**TASK DESCRIPTION:** Report how many lines of the listing below include the word "been". Give nothing but the number.

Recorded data
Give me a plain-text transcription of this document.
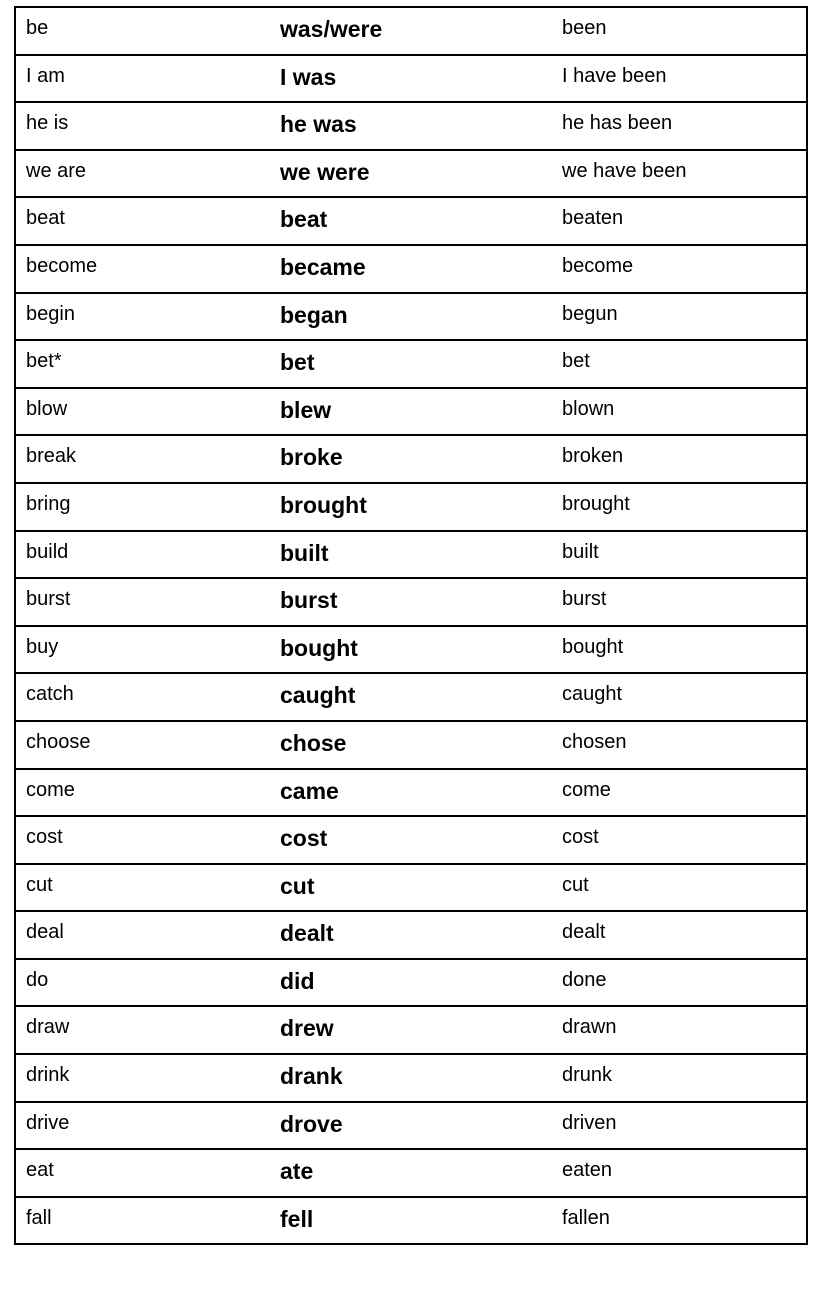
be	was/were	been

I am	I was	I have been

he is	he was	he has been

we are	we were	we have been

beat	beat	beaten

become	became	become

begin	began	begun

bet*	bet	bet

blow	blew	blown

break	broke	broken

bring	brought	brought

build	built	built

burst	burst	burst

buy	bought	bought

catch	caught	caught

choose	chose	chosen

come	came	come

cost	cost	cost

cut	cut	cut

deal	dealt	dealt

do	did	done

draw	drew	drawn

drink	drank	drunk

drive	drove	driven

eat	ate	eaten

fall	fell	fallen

**RESPONSE BELOW:** 4